--- Supplied records ---
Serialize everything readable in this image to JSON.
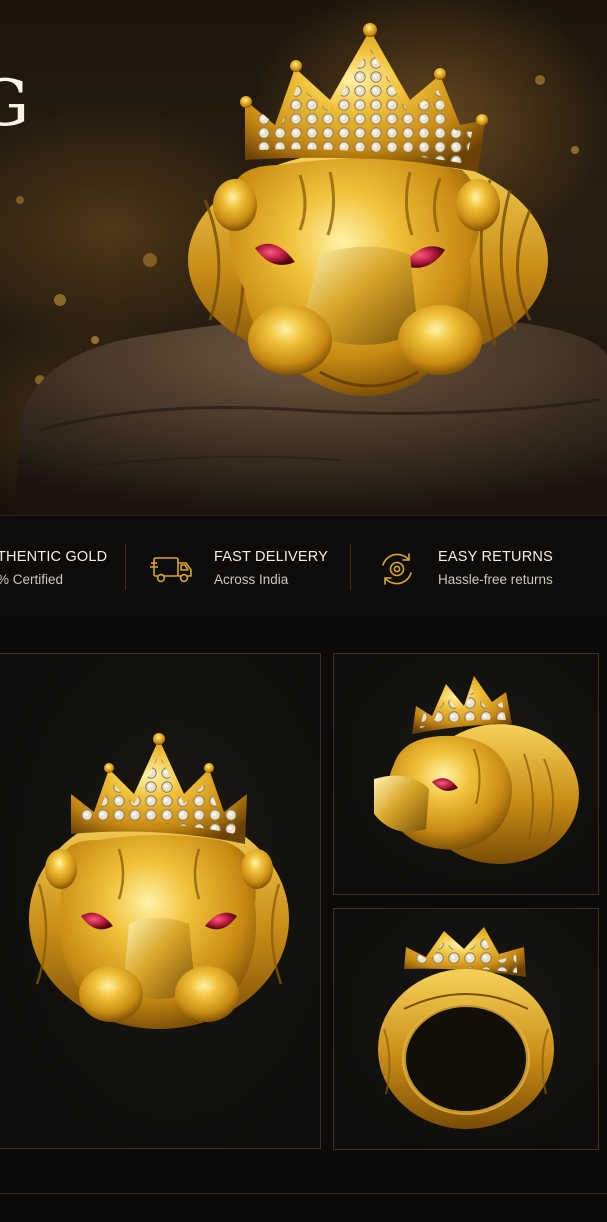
{
  "hero": {
    "title_fragment": "G",
    "image": "lion-head-gold-ring-on-rock"
  },
  "features": [
    {
      "icon": "gold-certified-icon",
      "title": "THENTIC GOLD",
      "subtitle": "% Certified"
    },
    {
      "icon": "delivery-truck-icon",
      "title": "FAST DELIVERY",
      "subtitle": "Across India"
    },
    {
      "icon": "returns-cycle-icon",
      "title": "EASY RETURNS",
      "subtitle": "Hassle-free returns"
    }
  ],
  "gallery": [
    {
      "view": "front",
      "image": "lion-ring-front-view"
    },
    {
      "view": "side",
      "image": "lion-ring-side-view"
    },
    {
      "view": "back",
      "image": "lion-ring-back-view"
    }
  ],
  "colors": {
    "accent_gold": "#d9a52c",
    "background": "#0a0907",
    "ruby": "#b0173a"
  }
}
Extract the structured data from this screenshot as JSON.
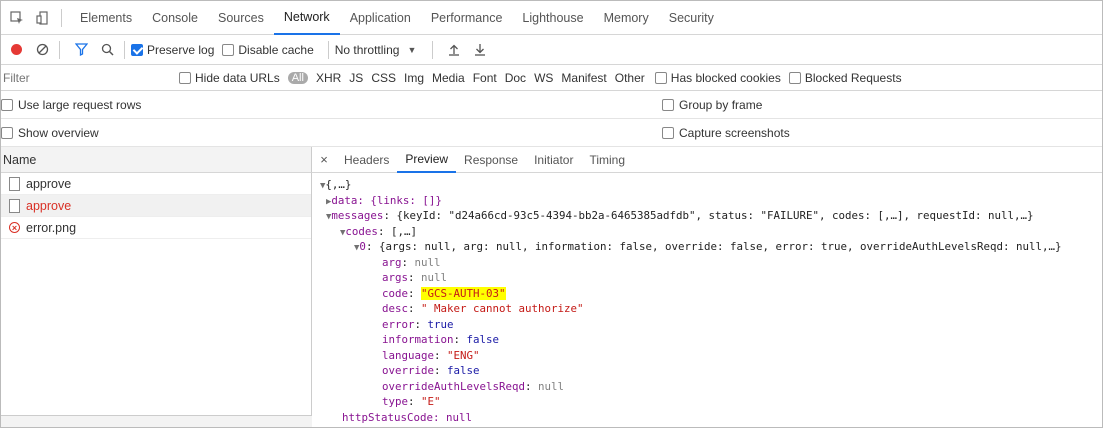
{
  "tabbar": {
    "tabs": [
      "Elements",
      "Console",
      "Sources",
      "Network",
      "Application",
      "Performance",
      "Lighthouse",
      "Memory",
      "Security"
    ],
    "active": "Network"
  },
  "toolbar": {
    "preserve_log": "Preserve log",
    "disable_cache": "Disable cache",
    "throttling": "No throttling"
  },
  "filter": {
    "placeholder": "Filter",
    "hide_data_urls": "Hide data URLs",
    "all": "All",
    "types": [
      "XHR",
      "JS",
      "CSS",
      "Img",
      "Media",
      "Font",
      "Doc",
      "WS",
      "Manifest",
      "Other"
    ],
    "has_blocked_cookies": "Has blocked cookies",
    "blocked_requests": "Blocked Requests"
  },
  "settings": {
    "large_rows": "Use large request rows",
    "group_by_frame": "Group by frame",
    "show_overview": "Show overview",
    "capture_screenshots": "Capture screenshots"
  },
  "requests": {
    "header": "Name",
    "items": [
      {
        "name": "approve",
        "state": "normal"
      },
      {
        "name": "approve",
        "state": "error"
      },
      {
        "name": "error.png",
        "state": "failed"
      }
    ]
  },
  "details": {
    "tabs": [
      "Headers",
      "Preview",
      "Response",
      "Initiator",
      "Timing"
    ],
    "active": "Preview"
  },
  "preview": {
    "root": "{,…}",
    "data_line": "data: {links: []}",
    "messages_key": "messages",
    "messages_summary": "{keyId: \"d24a66cd-93c5-4394-bb2a-6465385adfdb\", status: \"FAILURE\", codes: [,…], requestId: null,…}",
    "codes_key": "codes",
    "codes_summary": "[,…]",
    "item_key": "0",
    "item_summary": "{args: null, arg: null, information: false, override: false, error: true, overrideAuthLevelsReqd: null,…}",
    "fields": [
      {
        "k": "arg",
        "v": "null",
        "t": "nul"
      },
      {
        "k": "args",
        "v": "null",
        "t": "nul"
      },
      {
        "k": "code",
        "v": "\"GCS-AUTH-03\"",
        "t": "str",
        "hl": true
      },
      {
        "k": "desc",
        "v": "\" Maker cannot authorize\"",
        "t": "str"
      },
      {
        "k": "error",
        "v": "true",
        "t": "kw"
      },
      {
        "k": "information",
        "v": "false",
        "t": "kw"
      },
      {
        "k": "language",
        "v": "\"ENG\"",
        "t": "str"
      },
      {
        "k": "override",
        "v": "false",
        "t": "kw"
      },
      {
        "k": "overrideAuthLevelsReqd",
        "v": "null",
        "t": "nul"
      },
      {
        "k": "type",
        "v": "\"E\"",
        "t": "str"
      }
    ],
    "cut_line": "httpStatusCode: null"
  },
  "colors": {
    "accent": "#1a73e8",
    "error": "#d93025",
    "highlight": "#ffff00",
    "record": "#e53935"
  }
}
---
◆ Exercise task
Copy the data exactly. Any picture it contains is to be omitted.

◆ Answer to this exercise
Serialize everything readable in this image to JSON.
{
  "hero": {
    "title_fragment": "G",
    "image": "lion-head-gold-ring-on-rock"
  },
  "features": [
    {
      "icon": "gold-certified-icon",
      "title": "THENTIC GOLD",
      "subtitle": "% Certified"
    },
    {
      "icon": "delivery-truck-icon",
      "title": "FAST DELIVERY",
      "subtitle": "Across India"
    },
    {
      "icon": "returns-cycle-icon",
      "title": "EASY RETURNS",
      "subtitle": "Hassle-free returns"
    }
  ],
  "gallery": [
    {
      "view": "front",
      "image": "lion-ring-front-view"
    },
    {
      "view": "side",
      "image": "lion-ring-side-view"
    },
    {
      "view": "back",
      "image": "lion-ring-back-view"
    }
  ],
  "colors": {
    "accent_gold": "#d9a52c",
    "background": "#0a0907",
    "ruby": "#b0173a"
  }
}
Extract the structured data from this screenshot as JSON.
{
  "tabbar": {
    "tabs": [
      "Elements",
      "Console",
      "Sources",
      "Network",
      "Application",
      "Performance",
      "Lighthouse",
      "Memory",
      "Security"
    ],
    "active": "Network"
  },
  "toolbar": {
    "preserve_log": "Preserve log",
    "disable_cache": "Disable cache",
    "throttling": "No throttling"
  },
  "filter": {
    "placeholder": "Filter",
    "hide_data_urls": "Hide data URLs",
    "all": "All",
    "types": [
      "XHR",
      "JS",
      "CSS",
      "Img",
      "Media",
      "Font",
      "Doc",
      "WS",
      "Manifest",
      "Other"
    ],
    "has_blocked_cookies": "Has blocked cookies",
    "blocked_requests": "Blocked Requests"
  },
  "settings": {
    "large_rows": "Use large request rows",
    "group_by_frame": "Group by frame",
    "show_overview": "Show overview",
    "capture_screenshots": "Capture screenshots"
  },
  "requests": {
    "header": "Name",
    "items": [
      {
        "name": "approve",
        "state": "normal"
      },
      {
        "name": "approve",
        "state": "error"
      },
      {
        "name": "error.png",
        "state": "failed"
      }
    ]
  },
  "details": {
    "tabs": [
      "Headers",
      "Preview",
      "Response",
      "Initiator",
      "Timing"
    ],
    "active": "Preview"
  },
  "preview": {
    "root": "{,…}",
    "data_line": "data: {links: []}",
    "messages_key": "messages",
    "messages_summary": "{keyId: \"d24a66cd-93c5-4394-bb2a-6465385adfdb\", status: \"FAILURE\", codes: [,…], requestId: null,…}",
    "codes_key": "codes",
    "codes_summary": "[,…]",
    "item_key": "0",
    "item_summary": "{args: null, arg: null, information: false, override: false, error: true, overrideAuthLevelsReqd: null,…}",
    "fields": [
      {
        "k": "arg",
        "v": "null",
        "t": "nul"
      },
      {
        "k": "args",
        "v": "null",
        "t": "nul"
      },
      {
        "k": "code",
        "v": "\"GCS-AUTH-03\"",
        "t": "str",
        "hl": true
      },
      {
        "k": "desc",
        "v": "\" Maker cannot authorize\"",
        "t": "str"
      },
      {
        "k": "error",
        "v": "true",
        "t": "kw"
      },
      {
        "k": "information",
        "v": "false",
        "t": "kw"
      },
      {
        "k": "language",
        "v": "\"ENG\"",
        "t": "str"
      },
      {
        "k": "override",
        "v": "false",
        "t": "kw"
      },
      {
        "k": "overrideAuthLevelsReqd",
        "v": "null",
        "t": "nul"
      },
      {
        "k": "type",
        "v": "\"E\"",
        "t": "str"
      }
    ],
    "cut_line": "httpStatusCode: null"
  },
  "colors": {
    "accent": "#1a73e8",
    "error": "#d93025",
    "highlight": "#ffff00",
    "record": "#e53935"
  }
}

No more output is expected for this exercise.